PROBLEM TO SOLVE>
Go through the listing beneath this task and return every line that carries the string "JSON".

[GIVEN DATA start]

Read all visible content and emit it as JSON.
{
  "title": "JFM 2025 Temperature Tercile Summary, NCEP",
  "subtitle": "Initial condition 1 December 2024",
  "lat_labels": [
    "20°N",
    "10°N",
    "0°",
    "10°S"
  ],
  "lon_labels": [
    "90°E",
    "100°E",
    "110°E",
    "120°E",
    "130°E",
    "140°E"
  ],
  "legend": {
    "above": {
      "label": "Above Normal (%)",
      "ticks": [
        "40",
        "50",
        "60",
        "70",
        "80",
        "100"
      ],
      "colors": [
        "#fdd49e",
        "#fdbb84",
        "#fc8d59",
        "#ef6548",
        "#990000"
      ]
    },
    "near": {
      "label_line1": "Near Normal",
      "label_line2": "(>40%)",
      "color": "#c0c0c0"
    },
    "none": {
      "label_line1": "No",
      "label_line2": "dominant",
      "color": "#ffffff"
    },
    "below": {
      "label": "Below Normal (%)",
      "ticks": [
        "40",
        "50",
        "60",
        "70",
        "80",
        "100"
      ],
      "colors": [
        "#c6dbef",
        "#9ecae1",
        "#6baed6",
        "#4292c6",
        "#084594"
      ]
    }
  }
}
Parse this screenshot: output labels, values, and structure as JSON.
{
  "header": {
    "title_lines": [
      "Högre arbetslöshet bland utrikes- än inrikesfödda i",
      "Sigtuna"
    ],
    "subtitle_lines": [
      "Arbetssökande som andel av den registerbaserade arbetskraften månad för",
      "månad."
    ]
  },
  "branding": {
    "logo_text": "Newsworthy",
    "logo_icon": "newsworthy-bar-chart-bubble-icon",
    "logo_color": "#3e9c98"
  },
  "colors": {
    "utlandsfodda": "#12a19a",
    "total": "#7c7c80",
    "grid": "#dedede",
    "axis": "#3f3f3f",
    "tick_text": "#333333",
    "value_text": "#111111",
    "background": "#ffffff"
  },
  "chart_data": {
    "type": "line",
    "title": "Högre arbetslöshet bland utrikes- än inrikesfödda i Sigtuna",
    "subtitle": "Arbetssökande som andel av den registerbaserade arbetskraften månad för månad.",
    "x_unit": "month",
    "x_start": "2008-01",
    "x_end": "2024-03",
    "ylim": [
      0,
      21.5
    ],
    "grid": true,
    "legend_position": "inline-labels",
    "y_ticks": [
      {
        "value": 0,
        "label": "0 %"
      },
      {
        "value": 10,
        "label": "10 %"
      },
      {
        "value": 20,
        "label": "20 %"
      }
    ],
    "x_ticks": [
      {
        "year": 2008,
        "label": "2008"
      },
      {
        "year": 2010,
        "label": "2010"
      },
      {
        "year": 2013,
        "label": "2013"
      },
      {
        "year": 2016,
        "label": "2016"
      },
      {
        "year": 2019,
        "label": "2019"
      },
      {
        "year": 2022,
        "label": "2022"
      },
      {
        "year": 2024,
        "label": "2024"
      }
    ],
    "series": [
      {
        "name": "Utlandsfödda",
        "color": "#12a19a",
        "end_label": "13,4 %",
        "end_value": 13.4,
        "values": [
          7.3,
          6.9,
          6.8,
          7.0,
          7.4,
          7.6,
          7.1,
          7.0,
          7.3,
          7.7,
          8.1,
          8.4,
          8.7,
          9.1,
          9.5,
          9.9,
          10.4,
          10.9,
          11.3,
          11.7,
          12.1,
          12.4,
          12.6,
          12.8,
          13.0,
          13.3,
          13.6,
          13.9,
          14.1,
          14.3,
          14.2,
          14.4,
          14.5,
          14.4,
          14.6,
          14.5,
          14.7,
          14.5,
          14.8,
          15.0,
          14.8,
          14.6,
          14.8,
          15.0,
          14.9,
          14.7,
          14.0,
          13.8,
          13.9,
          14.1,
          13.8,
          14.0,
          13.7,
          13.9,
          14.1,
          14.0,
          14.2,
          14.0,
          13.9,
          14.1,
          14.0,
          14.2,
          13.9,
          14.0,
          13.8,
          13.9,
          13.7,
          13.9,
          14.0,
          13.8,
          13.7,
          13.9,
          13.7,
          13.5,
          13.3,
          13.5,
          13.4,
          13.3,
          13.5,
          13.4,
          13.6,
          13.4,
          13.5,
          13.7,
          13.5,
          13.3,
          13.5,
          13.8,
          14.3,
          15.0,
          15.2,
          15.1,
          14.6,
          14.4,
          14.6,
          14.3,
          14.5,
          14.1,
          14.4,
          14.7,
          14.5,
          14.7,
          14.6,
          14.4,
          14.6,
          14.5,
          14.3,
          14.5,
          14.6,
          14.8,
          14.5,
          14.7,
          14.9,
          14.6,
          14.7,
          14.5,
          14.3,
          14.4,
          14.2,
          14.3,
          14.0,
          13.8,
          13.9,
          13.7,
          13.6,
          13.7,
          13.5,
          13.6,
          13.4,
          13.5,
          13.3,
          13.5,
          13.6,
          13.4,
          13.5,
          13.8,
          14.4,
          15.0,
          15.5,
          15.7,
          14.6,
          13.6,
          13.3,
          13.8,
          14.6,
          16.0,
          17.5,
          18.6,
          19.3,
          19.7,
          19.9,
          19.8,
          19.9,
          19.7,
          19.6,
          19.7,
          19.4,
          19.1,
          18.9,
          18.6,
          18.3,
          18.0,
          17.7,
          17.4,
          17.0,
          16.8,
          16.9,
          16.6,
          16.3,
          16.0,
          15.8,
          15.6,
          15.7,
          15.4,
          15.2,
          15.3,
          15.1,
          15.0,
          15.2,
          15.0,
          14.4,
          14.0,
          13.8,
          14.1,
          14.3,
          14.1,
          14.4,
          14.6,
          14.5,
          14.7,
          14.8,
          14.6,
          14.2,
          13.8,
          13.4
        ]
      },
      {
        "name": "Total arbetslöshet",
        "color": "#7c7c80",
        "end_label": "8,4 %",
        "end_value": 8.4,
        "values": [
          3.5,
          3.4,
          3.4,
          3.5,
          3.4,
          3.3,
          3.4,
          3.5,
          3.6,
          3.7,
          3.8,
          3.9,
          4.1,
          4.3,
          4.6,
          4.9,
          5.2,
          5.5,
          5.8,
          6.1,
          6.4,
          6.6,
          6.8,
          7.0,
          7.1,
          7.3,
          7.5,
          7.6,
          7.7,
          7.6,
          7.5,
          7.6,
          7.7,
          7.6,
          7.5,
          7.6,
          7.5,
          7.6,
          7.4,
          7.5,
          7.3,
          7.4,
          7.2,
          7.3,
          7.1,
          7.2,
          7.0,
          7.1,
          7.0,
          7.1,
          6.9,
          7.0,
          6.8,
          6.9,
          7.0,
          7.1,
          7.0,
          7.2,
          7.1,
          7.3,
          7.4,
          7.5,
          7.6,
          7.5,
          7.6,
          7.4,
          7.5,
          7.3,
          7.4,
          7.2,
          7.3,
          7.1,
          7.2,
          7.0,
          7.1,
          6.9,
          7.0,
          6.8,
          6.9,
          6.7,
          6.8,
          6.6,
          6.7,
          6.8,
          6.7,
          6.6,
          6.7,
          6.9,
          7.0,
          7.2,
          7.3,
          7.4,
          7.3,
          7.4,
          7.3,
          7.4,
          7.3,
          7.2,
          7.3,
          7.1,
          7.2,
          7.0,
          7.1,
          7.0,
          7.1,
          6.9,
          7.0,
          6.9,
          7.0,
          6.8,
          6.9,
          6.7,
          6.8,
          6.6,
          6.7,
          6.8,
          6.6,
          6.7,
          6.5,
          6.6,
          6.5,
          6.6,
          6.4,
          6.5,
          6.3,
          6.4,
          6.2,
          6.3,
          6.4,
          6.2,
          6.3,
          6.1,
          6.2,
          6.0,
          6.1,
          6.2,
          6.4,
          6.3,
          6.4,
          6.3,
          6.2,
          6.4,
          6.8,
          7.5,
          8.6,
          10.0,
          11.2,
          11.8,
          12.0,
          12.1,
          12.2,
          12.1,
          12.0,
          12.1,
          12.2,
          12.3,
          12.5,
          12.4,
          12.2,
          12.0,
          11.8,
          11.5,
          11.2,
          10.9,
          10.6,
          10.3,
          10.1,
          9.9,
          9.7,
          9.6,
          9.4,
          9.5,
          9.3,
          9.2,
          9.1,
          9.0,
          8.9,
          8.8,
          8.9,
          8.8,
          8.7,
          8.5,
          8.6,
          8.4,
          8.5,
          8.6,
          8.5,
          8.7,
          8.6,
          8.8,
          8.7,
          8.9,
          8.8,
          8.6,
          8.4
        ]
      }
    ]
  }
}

[GIVEN DATA end]

EXERCISE ANSWER>
Read all visible content and emit it as JSON.
Parse this screenshot: output labels, values, and structure as JSON.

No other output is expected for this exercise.